Records:
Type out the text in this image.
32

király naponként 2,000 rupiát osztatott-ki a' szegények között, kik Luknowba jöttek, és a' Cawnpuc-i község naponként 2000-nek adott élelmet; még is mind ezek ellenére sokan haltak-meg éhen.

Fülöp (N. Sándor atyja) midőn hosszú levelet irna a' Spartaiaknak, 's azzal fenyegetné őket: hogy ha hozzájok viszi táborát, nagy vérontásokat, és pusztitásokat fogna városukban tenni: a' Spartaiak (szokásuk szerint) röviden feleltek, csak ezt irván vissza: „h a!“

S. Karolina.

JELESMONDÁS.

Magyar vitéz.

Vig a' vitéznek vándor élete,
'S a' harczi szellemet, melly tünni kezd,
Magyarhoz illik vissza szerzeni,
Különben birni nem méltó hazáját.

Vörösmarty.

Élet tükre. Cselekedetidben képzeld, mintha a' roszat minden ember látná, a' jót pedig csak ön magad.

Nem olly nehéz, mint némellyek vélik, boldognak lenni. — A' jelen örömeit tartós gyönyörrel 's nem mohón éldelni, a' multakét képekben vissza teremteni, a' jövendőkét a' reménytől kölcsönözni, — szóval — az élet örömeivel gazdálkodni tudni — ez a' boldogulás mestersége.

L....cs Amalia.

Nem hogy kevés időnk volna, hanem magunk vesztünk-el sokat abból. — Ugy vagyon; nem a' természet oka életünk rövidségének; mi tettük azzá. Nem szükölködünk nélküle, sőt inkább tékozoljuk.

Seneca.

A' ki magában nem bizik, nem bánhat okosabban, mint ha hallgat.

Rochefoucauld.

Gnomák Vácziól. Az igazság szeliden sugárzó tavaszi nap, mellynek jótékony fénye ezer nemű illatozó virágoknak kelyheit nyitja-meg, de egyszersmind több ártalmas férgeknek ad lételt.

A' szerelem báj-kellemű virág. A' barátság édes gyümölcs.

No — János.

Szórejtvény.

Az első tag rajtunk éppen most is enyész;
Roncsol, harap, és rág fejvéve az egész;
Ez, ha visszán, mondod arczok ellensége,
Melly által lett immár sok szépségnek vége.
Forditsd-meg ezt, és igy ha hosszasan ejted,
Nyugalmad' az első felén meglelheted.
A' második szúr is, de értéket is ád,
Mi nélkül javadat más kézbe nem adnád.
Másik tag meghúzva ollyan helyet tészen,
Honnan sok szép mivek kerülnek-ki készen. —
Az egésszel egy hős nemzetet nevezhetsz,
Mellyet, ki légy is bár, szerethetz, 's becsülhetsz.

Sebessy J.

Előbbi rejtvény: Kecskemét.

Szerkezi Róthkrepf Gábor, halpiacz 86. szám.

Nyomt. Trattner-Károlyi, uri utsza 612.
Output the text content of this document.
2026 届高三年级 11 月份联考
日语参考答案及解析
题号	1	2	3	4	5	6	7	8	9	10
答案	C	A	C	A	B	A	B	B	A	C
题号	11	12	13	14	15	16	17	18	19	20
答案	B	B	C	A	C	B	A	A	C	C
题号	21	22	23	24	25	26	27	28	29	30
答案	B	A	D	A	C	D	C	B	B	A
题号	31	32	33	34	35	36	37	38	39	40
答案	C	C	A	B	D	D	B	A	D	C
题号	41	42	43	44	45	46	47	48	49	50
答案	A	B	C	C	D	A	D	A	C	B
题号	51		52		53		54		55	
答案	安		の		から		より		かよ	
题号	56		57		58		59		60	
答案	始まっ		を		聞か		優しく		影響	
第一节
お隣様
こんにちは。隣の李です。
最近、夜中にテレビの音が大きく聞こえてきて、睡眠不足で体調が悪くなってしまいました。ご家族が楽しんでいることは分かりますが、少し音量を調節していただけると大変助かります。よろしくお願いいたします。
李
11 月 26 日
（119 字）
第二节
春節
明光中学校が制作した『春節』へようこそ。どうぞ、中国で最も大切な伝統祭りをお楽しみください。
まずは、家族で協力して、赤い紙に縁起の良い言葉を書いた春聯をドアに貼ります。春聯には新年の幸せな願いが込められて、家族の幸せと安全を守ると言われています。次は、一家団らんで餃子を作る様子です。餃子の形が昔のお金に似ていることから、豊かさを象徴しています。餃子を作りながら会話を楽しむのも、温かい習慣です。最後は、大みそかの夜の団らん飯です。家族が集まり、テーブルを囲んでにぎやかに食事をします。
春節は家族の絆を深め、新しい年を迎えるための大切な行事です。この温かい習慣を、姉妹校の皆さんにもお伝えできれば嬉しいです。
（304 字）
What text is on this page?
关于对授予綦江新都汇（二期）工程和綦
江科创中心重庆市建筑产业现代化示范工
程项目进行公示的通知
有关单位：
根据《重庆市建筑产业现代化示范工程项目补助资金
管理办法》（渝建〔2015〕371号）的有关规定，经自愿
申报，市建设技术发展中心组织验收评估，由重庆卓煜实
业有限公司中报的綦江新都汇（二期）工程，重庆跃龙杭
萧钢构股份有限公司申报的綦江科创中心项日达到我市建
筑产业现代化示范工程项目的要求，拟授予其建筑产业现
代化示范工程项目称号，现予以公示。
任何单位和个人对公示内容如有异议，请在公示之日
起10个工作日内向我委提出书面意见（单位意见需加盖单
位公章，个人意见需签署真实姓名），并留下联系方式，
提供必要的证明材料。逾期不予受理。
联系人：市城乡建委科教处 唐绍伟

Work to do:
Among the lines above, how many contain the string "this"? State the number alone.

Answer:
3